| PROBLEM STATEMENT |
Format every line of the following material as a JSON list of strings, one string per line, omitting blank lines.

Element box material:
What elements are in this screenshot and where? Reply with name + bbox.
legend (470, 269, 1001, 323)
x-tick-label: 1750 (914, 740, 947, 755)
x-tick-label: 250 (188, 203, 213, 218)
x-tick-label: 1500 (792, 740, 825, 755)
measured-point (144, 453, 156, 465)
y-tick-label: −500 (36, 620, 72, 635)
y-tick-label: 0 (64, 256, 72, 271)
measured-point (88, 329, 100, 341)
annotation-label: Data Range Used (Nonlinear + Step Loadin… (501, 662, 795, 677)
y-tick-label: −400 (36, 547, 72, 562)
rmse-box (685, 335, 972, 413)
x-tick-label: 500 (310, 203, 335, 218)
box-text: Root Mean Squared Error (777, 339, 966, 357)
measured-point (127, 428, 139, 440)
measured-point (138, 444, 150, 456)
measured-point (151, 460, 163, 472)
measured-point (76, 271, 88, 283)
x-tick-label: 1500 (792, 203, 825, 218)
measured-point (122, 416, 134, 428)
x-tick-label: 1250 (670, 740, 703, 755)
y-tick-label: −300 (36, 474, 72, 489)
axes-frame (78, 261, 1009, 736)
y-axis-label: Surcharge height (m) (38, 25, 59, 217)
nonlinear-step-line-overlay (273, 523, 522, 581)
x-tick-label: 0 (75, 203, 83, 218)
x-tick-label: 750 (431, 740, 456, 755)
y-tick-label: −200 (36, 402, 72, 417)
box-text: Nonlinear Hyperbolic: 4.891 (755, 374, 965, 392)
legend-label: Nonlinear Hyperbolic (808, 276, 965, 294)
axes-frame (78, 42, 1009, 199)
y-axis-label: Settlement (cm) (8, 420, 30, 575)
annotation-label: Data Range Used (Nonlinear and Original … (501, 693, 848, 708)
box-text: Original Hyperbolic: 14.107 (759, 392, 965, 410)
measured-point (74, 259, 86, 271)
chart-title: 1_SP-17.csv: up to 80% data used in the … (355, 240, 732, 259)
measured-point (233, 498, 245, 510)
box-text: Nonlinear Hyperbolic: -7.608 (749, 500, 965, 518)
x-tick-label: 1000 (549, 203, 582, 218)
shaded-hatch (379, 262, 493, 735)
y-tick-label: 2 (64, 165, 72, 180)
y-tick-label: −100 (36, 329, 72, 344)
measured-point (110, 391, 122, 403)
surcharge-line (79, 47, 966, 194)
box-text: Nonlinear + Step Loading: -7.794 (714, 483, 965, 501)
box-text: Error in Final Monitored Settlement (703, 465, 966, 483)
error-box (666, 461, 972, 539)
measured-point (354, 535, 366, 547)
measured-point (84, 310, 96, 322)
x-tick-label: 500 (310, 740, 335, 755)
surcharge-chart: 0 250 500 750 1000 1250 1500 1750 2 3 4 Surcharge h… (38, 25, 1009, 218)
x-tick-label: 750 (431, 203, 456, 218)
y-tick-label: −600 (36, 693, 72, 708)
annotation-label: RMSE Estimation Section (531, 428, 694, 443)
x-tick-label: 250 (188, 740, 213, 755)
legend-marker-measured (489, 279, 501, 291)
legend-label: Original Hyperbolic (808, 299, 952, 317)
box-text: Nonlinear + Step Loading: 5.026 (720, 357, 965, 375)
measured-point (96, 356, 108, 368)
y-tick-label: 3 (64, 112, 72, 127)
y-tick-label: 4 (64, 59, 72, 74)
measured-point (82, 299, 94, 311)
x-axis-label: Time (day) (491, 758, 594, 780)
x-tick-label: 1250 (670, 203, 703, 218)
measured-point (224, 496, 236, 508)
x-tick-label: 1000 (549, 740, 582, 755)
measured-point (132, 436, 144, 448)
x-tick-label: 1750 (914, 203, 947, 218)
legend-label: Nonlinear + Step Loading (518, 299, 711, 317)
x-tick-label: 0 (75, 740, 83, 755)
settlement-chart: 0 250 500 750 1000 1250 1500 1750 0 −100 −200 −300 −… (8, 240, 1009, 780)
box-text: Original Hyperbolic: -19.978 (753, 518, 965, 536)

| SOLUTION TO THE EXERCISE |
[
  "What elements are in this screenshot and where? Reply with name + bbox.",
  "legend (470, 269, 1001, 323)",
  "x-tick-label: 1750 (914, 740, 947, 755)",
  "x-tick-label: 250 (188, 203, 213, 218)",
  "x-tick-label: 1500 (792, 740, 825, 755)",
  "measured-point (144, 453, 156, 465)",
  "y-tick-label: −500 (36, 620, 72, 635)",
  "y-tick-label: 0 (64, 256, 72, 271)",
  "measured-point (88, 329, 100, 341)",
  "annotation-label: Data Range Used (Nonlinear + Step Loadin… (501, 662, 795, 677)",
  "y-tick-label: −400 (36, 547, 72, 562)",
  "rmse-box (685, 335, 972, 413)",
  "x-tick-label: 500 (310, 203, 335, 218)",
  "box-text: Root Mean Squared Error (777, 339, 966, 357)",
  "measured-point (127, 428, 139, 440)",
  "measured-point (138, 444, 150, 456)",
  "measured-point (151, 460, 163, 472)",
  "measured-point (76, 271, 88, 283)",
  "x-tick-label: 1500 (792, 203, 825, 218)",
  "measured-point (122, 416, 134, 428)",
  "x-tick-label: 1250 (670, 740, 703, 755)",
  "y-tick-label: −300 (36, 474, 72, 489)",
  "axes-frame (78, 261, 1009, 736)",
  "y-axis-label: Surcharge height (m) (38, 25, 59, 217)",
  "nonlinear-step-line-overlay (273, 523, 522, 581)",
  "x-tick-label: 0 (75, 203, 83, 218)",
  "x-tick-label: 750 (431, 740, 456, 755)",
  "y-tick-label: −200 (36, 402, 72, 417)",
  "box-text: Nonlinear Hyperbolic: 4.891 (755, 374, 965, 392)",
  "legend-label: Nonlinear Hyperbolic (808, 276, 965, 294)",
  "axes-frame (78, 42, 1009, 199)",
  "y-axis-label: Settlement (cm) (8, 420, 30, 575)",
  "annotation-label: Data Range Used (Nonlinear and Original … (501, 693, 848, 708)",
  "box-text: Original Hyperbolic: 14.107 (759, 392, 965, 410)",
  "measured-point (74, 259, 86, 271)",
  "chart-title: 1_SP-17.csv: up to 80% data used in the … (355, 240, 732, 259)",
  "measured-point (233, 498, 245, 510)",
  "box-text: Nonlinear Hyperbolic: -7.608 (749, 500, 965, 518)",
  "x-tick-label: 1000 (549, 203, 582, 218)",
  "shaded-hatch (379, 262, 493, 735)",
  "y-tick-label: 2 (64, 165, 72, 180)",
  "y-tick-label: −100 (36, 329, 72, 344)",
  "measured-point (110, 391, 122, 403)",
  "surcharge-line (79, 47, 966, 194)",
  "box-text: Nonlinear + Step Loading: -7.794 (714, 483, 965, 501)",
  "box-text: Error in Final Monitored Settlement (703, 465, 966, 483)",
  "error-box (666, 461, 972, 539)",
  "measured-point (354, 535, 366, 547)",
  "measured-point (84, 310, 96, 322)",
  "x-tick-label: 500 (310, 740, 335, 755)",
  "surcharge-chart: 0 250 500 750 1000 1250 1500 1750 2 3 4 Surcharge h… (38, 25, 1009, 218)",
  "x-tick-label: 750 (431, 203, 456, 218)",
  "y-tick-label: −600 (36, 693, 72, 708)",
  "annotation-label: RMSE Estimation Section (531, 428, 694, 443)",
  "x-tick-label: 250 (188, 740, 213, 755)",
  "legend-marker-measured (489, 279, 501, 291)",
  "legend-label: Original Hyperbolic (808, 299, 952, 317)",
  "box-text: Nonlinear + Step Loading: 5.026 (720, 357, 965, 375)",
  "measured-point (96, 356, 108, 368)",
  "y-tick-label: 3 (64, 112, 72, 127)",
  "y-tick-label: 4 (64, 59, 72, 74)",
  "measured-point (82, 299, 94, 311)",
  "x-axis-label: Time (day) (491, 758, 594, 780)",
  "x-tick-label: 1250 (670, 203, 703, 218)",
  "measured-point (224, 496, 236, 508)",
  "x-tick-label: 1000 (549, 740, 582, 755)",
  "measured-point (132, 436, 144, 448)",
  "x-tick-label: 1750 (914, 203, 947, 218)",
  "legend-label: Nonlinear + Step Loading (518, 299, 711, 317)",
  "x-tick-label: 0 (75, 740, 83, 755)",
  "settlement-chart: 0 250 500 750 1000 1250 1500 1750 0 −100 −200 −300 −… (8, 240, 1009, 780)",
  "box-text: Original Hyperbolic: -19.978 (753, 518, 965, 536)"
]